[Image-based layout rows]
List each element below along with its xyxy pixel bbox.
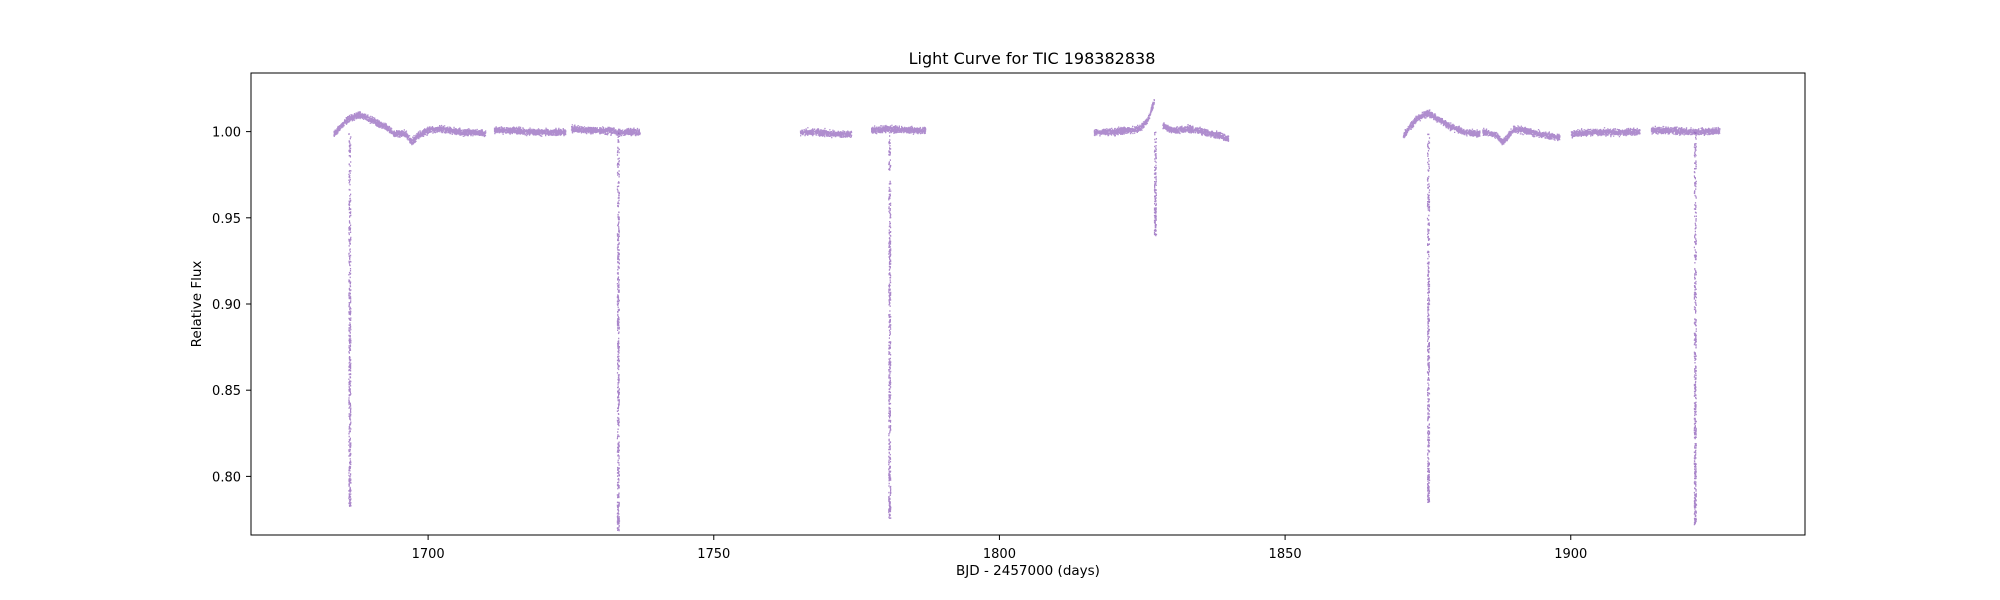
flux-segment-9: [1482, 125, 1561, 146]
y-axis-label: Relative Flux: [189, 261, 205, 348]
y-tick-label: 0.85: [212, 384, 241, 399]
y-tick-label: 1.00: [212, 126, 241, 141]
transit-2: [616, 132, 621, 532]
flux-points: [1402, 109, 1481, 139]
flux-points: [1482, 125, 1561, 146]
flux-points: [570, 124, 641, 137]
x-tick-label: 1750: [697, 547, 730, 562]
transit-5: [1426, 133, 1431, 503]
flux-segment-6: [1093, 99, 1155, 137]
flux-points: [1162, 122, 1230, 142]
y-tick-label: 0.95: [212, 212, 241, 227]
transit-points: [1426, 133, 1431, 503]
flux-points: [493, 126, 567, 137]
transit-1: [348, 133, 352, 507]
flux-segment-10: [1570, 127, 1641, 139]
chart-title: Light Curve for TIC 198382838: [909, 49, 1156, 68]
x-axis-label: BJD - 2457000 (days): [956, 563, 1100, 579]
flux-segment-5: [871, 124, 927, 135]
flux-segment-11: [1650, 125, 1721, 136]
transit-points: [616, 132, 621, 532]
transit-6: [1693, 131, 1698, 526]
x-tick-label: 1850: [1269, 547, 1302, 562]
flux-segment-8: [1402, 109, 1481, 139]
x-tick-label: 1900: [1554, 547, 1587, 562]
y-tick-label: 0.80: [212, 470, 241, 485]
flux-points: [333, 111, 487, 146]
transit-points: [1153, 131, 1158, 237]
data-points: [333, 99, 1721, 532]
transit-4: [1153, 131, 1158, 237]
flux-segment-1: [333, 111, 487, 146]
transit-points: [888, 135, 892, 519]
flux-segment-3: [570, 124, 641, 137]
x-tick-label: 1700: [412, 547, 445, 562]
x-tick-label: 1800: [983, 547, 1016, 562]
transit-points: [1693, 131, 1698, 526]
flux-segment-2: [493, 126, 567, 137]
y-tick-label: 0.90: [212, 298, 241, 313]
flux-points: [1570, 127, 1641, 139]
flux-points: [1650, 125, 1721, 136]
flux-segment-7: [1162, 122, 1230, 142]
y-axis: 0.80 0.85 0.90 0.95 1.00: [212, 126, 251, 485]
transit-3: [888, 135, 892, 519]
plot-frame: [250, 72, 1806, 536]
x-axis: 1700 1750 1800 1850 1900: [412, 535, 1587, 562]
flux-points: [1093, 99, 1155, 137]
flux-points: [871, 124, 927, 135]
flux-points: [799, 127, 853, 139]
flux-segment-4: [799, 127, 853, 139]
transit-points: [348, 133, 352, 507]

What is asked: Pull out every row above that contains the string "axis", and copy each one unchanged.

Exercise answer:
y-axis-label: Relative Flux: [189, 261, 205, 348]
x-axis-label: BJD - 2457000 (days): [956, 563, 1100, 579]
y-axis: 0.80 0.85 0.90 0.95 1.00: [212, 126, 251, 485]
x-axis: 1700 1750 1800 1850 1900: [412, 535, 1587, 562]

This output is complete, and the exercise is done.